----- Provided entries -----

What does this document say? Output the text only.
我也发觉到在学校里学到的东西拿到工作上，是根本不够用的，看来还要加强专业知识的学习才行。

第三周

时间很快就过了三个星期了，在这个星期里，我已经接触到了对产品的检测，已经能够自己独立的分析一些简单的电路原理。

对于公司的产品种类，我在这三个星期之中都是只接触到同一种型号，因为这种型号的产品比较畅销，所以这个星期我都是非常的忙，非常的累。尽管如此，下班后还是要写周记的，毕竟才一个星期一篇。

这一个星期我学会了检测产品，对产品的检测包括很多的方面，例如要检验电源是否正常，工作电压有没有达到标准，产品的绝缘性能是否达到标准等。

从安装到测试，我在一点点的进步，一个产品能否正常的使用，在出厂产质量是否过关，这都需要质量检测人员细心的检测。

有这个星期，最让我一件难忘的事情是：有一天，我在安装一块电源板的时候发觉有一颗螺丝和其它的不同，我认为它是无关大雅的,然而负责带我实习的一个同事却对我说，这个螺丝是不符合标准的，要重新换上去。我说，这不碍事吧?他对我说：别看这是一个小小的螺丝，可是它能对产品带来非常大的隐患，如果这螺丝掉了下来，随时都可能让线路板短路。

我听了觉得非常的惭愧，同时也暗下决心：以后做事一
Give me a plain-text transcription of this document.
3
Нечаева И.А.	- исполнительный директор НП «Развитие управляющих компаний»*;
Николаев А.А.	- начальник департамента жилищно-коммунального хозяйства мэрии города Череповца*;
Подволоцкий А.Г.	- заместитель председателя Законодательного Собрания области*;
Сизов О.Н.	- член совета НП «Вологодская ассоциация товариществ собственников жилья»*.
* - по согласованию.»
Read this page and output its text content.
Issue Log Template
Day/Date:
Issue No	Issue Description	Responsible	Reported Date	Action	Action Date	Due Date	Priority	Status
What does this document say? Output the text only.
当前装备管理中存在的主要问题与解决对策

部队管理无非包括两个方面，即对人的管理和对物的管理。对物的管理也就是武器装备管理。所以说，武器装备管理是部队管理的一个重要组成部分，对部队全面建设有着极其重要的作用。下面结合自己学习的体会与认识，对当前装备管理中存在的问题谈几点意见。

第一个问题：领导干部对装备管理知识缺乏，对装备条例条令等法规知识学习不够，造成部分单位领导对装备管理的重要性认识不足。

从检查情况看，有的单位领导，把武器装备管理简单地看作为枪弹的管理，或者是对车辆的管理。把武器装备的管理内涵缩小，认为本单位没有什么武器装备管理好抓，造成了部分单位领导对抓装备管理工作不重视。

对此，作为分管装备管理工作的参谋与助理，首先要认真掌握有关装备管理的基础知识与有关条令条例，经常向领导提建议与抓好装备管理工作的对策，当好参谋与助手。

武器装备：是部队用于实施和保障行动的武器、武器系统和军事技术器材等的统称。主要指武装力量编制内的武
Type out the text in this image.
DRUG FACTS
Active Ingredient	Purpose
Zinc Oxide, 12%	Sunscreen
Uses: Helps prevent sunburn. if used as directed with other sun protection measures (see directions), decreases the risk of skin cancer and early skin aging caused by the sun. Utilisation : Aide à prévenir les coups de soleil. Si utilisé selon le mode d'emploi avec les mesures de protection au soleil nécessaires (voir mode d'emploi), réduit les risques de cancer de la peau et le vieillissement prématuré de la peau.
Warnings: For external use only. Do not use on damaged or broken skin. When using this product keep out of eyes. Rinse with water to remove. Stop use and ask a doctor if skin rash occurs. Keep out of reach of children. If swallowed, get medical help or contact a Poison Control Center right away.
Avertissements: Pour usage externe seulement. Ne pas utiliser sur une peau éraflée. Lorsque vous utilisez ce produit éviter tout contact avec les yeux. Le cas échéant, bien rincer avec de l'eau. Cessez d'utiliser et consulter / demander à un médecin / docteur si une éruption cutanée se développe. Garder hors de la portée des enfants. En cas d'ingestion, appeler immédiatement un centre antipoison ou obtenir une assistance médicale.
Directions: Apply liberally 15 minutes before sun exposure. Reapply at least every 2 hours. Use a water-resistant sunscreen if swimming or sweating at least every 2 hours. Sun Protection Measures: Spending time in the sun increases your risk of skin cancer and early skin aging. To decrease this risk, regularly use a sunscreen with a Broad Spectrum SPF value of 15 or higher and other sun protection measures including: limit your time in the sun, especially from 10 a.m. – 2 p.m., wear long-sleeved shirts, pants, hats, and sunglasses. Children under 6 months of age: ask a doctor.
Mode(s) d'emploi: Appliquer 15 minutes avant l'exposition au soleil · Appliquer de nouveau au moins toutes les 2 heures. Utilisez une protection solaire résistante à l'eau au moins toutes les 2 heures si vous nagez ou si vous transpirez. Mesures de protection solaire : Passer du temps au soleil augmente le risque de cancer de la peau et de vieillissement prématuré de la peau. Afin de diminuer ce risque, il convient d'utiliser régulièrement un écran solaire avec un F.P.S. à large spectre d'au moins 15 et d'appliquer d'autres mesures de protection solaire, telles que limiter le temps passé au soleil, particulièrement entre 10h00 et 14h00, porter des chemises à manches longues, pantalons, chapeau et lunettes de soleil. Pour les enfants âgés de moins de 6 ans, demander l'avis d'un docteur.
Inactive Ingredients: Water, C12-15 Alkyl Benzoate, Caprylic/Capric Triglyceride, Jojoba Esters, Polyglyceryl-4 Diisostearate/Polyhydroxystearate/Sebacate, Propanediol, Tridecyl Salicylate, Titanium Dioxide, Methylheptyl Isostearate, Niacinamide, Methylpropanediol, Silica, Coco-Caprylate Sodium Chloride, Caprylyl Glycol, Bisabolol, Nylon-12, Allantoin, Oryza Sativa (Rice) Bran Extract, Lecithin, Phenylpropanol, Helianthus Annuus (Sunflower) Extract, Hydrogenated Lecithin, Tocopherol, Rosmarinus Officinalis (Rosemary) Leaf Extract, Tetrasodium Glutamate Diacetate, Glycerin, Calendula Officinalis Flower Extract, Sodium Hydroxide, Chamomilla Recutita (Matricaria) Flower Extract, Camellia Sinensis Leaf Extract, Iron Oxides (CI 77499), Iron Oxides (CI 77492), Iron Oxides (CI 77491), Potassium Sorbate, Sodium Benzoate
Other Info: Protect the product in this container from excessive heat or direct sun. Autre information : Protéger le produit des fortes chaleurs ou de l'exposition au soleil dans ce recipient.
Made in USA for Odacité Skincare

-----

* **What to do**
Exactly reproduce all of the entries above.

* **Correct answer**
What does this document say? Output the text only.
我也发觉到在学校里学到的东西拿到工作上，是根本不够用的，看来还要加强专业知识的学习才行。

第三周

时间很快就过了三个星期了，在这个星期里，我已经接触到了对产品的检测，已经能够自己独立的分析一些简单的电路原理。

对于公司的产品种类，我在这三个星期之中都是只接触到同一种型号，因为这种型号的产品比较畅销，所以这个星期我都是非常的忙，非常的累。尽管如此，下班后还是要写周记的，毕竟才一个星期一篇。

这一个星期我学会了检测产品，对产品的检测包括很多的方面，例如要检验电源是否正常，工作电压有没有达到标准，产品的绝缘性能是否达到标准等。

从安装到测试，我在一点点的进步，一个产品能否正常的使用，在出厂产质量是否过关，这都需要质量检测人员细心的检测。

有这个星期，最让我一件难忘的事情是：有一天，我在安装一块电源板的时候发觉有一颗螺丝和其它的不同，我认为它是无关大雅的,然而负责带我实习的一个同事却对我说，这个螺丝是不符合标准的，要重新换上去。我说，这不碍事吧?他对我说：别看这是一个小小的螺丝，可是它能对产品带来非常大的隐患，如果这螺丝掉了下来，随时都可能让线路板短路。

我听了觉得非常的惭愧，同时也暗下决心：以后做事一
Give me a plain-text transcription of this document.
3
Нечаева И.А.	- исполнительный директор НП «Развитие управляющих компаний»*;
Николаев А.А.	- начальник департамента жилищно-коммунального хозяйства мэрии города Череповца*;
Подволоцкий А.Г.	- заместитель председателя Законодательного Собрания области*;
Сизов О.Н.	- член совета НП «Вологодская ассоциация товариществ собственников жилья»*.
* - по согласованию.»
Read this page and output its text content.
Issue Log Template
Day/Date:
Issue No	Issue Description	Responsible	Reported Date	Action	Action Date	Due Date	Priority	Status
What does this document say? Output the text only.
当前装备管理中存在的主要问题与解决对策

部队管理无非包括两个方面，即对人的管理和对物的管理。对物的管理也就是武器装备管理。所以说，武器装备管理是部队管理的一个重要组成部分，对部队全面建设有着极其重要的作用。下面结合自己学习的体会与认识，对当前装备管理中存在的问题谈几点意见。

第一个问题：领导干部对装备管理知识缺乏，对装备条例条令等法规知识学习不够，造成部分单位领导对装备管理的重要性认识不足。

从检查情况看，有的单位领导，把武器装备管理简单地看作为枪弹的管理，或者是对车辆的管理。把武器装备的管理内涵缩小，认为本单位没有什么武器装备管理好抓，造成了部分单位领导对抓装备管理工作不重视。

对此，作为分管装备管理工作的参谋与助理，首先要认真掌握有关装备管理的基础知识与有关条令条例，经常向领导提建议与抓好装备管理工作的对策，当好参谋与助手。

武器装备：是部队用于实施和保障行动的武器、武器系统和军事技术器材等的统称。主要指武装力量编制内的武
Type out the text in this image.
DRUG FACTS
Active Ingredient	Purpose
Zinc Oxide, 12%	Sunscreen
Uses: Helps prevent sunburn. if used as directed with other sun protection measures (see directions), decreases the risk of skin cancer and early skin aging caused by the sun. Utilisation : Aide à prévenir les coups de soleil. Si utilisé selon le mode d'emploi avec les mesures de protection au soleil nécessaires (voir mode d'emploi), réduit les risques de cancer de la peau et le vieillissement prématuré de la peau.
Warnings: For external use only. Do not use on damaged or broken skin. When using this product keep out of eyes. Rinse with water to remove. Stop use and ask a doctor if skin rash occurs. Keep out of reach of children. If swallowed, get medical help or contact a Poison Control Center right away.
Avertissements: Pour usage externe seulement. Ne pas utiliser sur une peau éraflée. Lorsque vous utilisez ce produit éviter tout contact avec les yeux. Le cas échéant, bien rincer avec de l'eau. Cessez d'utiliser et consulter / demander à un médecin / docteur si une éruption cutanée se développe. Garder hors de la portée des enfants. En cas d'ingestion, appeler immédiatement un centre antipoison ou obtenir une assistance médicale.
Directions: Apply liberally 15 minutes before sun exposure. Reapply at least every 2 hours. Use a water-resistant sunscreen if swimming or sweating at least every 2 hours. Sun Protection Measures: Spending time in the sun increases your risk of skin cancer and early skin aging. To decrease this risk, regularly use a sunscreen with a Broad Spectrum SPF value of 15 or higher and other sun protection measures including: limit your time in the sun, especially from 10 a.m. – 2 p.m., wear long-sleeved shirts, pants, hats, and sunglasses. Children under 6 months of age: ask a doctor.
Mode(s) d'emploi: Appliquer 15 minutes avant l'exposition au soleil · Appliquer de nouveau au moins toutes les 2 heures. Utilisez une protection solaire résistante à l'eau au moins toutes les 2 heures si vous nagez ou si vous transpirez. Mesures de protection solaire : Passer du temps au soleil augmente le risque de cancer de la peau et de vieillissement prématuré de la peau. Afin de diminuer ce risque, il convient d'utiliser régulièrement un écran solaire avec un F.P.S. à large spectre d'au moins 15 et d'appliquer d'autres mesures de protection solaire, telles que limiter le temps passé au soleil, particulièrement entre 10h00 et 14h00, porter des chemises à manches longues, pantalons, chapeau et lunettes de soleil. Pour les enfants âgés de moins de 6 ans, demander l'avis d'un docteur.
Inactive Ingredients: Water, C12-15 Alkyl Benzoate, Caprylic/Capric Triglyceride, Jojoba Esters, Polyglyceryl-4 Diisostearate/Polyhydroxystearate/Sebacate, Propanediol, Tridecyl Salicylate, Titanium Dioxide, Methylheptyl Isostearate, Niacinamide, Methylpropanediol, Silica, Coco-Caprylate Sodium Chloride, Caprylyl Glycol, Bisabolol, Nylon-12, Allantoin, Oryza Sativa (Rice) Bran Extract, Lecithin, Phenylpropanol, Helianthus Annuus (Sunflower) Extract, Hydrogenated Lecithin, Tocopherol, Rosmarinus Officinalis (Rosemary) Leaf Extract, Tetrasodium Glutamate Diacetate, Glycerin, Calendula Officinalis Flower Extract, Sodium Hydroxide, Chamomilla Recutita (Matricaria) Flower Extract, Camellia Sinensis Leaf Extract, Iron Oxides (CI 77499), Iron Oxides (CI 77492), Iron Oxides (CI 77491), Potassium Sorbate, Sodium Benzoate
Other Info: Protect the product in this container from excessive heat or direct sun. Autre information : Protéger le produit des fortes chaleurs ou de l'exposition au soleil dans ce recipient.
Made in USA for Odacité Skincare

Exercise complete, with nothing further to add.